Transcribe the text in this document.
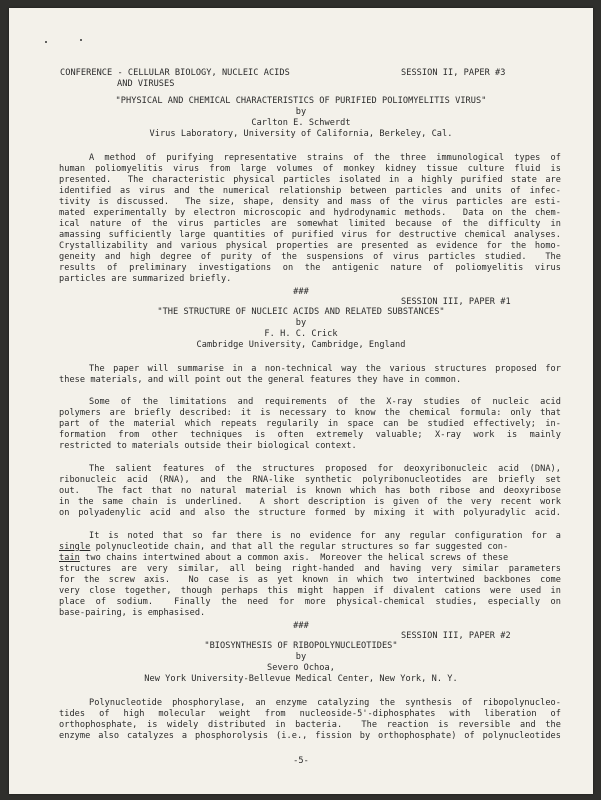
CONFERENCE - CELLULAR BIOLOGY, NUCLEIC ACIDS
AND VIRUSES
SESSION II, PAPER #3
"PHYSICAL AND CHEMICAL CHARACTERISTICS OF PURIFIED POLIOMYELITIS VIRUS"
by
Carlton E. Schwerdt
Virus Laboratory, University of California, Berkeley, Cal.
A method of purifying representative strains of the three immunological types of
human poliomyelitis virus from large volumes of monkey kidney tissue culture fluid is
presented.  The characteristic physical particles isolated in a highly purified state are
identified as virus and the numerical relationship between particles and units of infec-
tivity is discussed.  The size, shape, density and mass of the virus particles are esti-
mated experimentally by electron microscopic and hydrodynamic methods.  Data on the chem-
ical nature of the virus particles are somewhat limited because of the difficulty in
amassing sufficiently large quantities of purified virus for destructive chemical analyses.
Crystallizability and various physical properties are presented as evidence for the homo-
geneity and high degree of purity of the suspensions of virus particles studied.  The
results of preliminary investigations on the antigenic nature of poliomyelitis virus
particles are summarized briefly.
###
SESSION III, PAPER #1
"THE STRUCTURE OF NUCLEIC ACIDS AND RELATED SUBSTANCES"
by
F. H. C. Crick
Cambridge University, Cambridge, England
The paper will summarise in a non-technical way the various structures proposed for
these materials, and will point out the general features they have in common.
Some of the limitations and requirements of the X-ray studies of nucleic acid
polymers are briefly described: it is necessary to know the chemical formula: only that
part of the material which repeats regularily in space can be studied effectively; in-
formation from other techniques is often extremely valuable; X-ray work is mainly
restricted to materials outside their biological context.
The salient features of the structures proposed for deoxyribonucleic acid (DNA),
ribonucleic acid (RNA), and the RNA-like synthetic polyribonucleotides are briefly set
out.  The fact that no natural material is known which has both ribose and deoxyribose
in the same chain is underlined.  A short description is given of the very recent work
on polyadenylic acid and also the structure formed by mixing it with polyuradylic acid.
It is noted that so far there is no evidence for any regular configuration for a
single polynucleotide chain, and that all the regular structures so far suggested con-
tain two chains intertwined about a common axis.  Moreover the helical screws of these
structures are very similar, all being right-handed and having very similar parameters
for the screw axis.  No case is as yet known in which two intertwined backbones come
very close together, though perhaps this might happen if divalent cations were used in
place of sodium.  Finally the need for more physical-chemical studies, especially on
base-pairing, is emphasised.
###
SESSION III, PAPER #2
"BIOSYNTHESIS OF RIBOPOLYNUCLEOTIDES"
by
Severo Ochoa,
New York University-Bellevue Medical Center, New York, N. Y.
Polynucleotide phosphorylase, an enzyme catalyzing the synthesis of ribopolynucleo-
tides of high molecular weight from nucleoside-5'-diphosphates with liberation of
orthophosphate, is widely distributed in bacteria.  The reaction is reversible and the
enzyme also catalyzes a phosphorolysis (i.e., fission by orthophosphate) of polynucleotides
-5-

::::::::::

[Try it] In the copy, include no pictures; everything else in the material should be written out exactly.

[Reply to the task]
Transcribe the text in this document.
CONFERENCE - CELLULAR BIOLOGY, NUCLEIC ACIDS
AND VIRUSES
SESSION II, PAPER #3
"PHYSICAL AND CHEMICAL CHARACTERISTICS OF PURIFIED POLIOMYELITIS VIRUS"
by
Carlton E. Schwerdt
Virus Laboratory, University of California, Berkeley, Cal.
A method of purifying representative strains of the three immunological types of
human poliomyelitis virus from large volumes of monkey kidney tissue culture fluid is
presented.  The characteristic physical particles isolated in a highly purified state are
identified as virus and the numerical relationship between particles and units of infec-
tivity is discussed.  The size, shape, density and mass of the virus particles are esti-
mated experimentally by electron microscopic and hydrodynamic methods.  Data on the chem-
ical nature of the virus particles are somewhat limited because of the difficulty in
amassing sufficiently large quantities of purified virus for destructive chemical analyses.
Crystallizability and various physical properties are presented as evidence for the homo-
geneity and high degree of purity of the suspensions of virus particles studied.  The
results of preliminary investigations on the antigenic nature of poliomyelitis virus
particles are summarized briefly.
###
SESSION III, PAPER #1
"THE STRUCTURE OF NUCLEIC ACIDS AND RELATED SUBSTANCES"
by
F. H. C. Crick
Cambridge University, Cambridge, England
The paper will summarise in a non-technical way the various structures proposed for
these materials, and will point out the general features they have in common.
Some of the limitations and requirements of the X-ray studies of nucleic acid
polymers are briefly described: it is necessary to know the chemical formula: only that
part of the material which repeats regularily in space can be studied effectively; in-
formation from other techniques is often extremely valuable; X-ray work is mainly
restricted to materials outside their biological context.
The salient features of the structures proposed for deoxyribonucleic acid (DNA),
ribonucleic acid (RNA), and the RNA-like synthetic polyribonucleotides are briefly set
out.  The fact that no natural material is known which has both ribose and deoxyribose
in the same chain is underlined.  A short description is given of the very recent work
on polyadenylic acid and also the structure formed by mixing it with polyuradylic acid.
It is noted that so far there is no evidence for any regular configuration for a
single polynucleotide chain, and that all the regular structures so far suggested con-
tain two chains intertwined about a common axis.  Moreover the helical screws of these
structures are very similar, all being right-handed and having very similar parameters
for the screw axis.  No case is as yet known in which two intertwined backbones come
very close together, though perhaps this might happen if divalent cations were used in
place of sodium.  Finally the need for more physical-chemical studies, especially on
base-pairing, is emphasised.
###
SESSION III, PAPER #2
"BIOSYNTHESIS OF RIBOPOLYNUCLEOTIDES"
by
Severo Ochoa,
New York University-Bellevue Medical Center, New York, N. Y.
Polynucleotide phosphorylase, an enzyme catalyzing the synthesis of ribopolynucleo-
tides of high molecular weight from nucleoside-5'-diphosphates with liberation of
orthophosphate, is widely distributed in bacteria.  The reaction is reversible and the
enzyme also catalyzes a phosphorolysis (i.e., fission by orthophosphate) of polynucleotides
-5-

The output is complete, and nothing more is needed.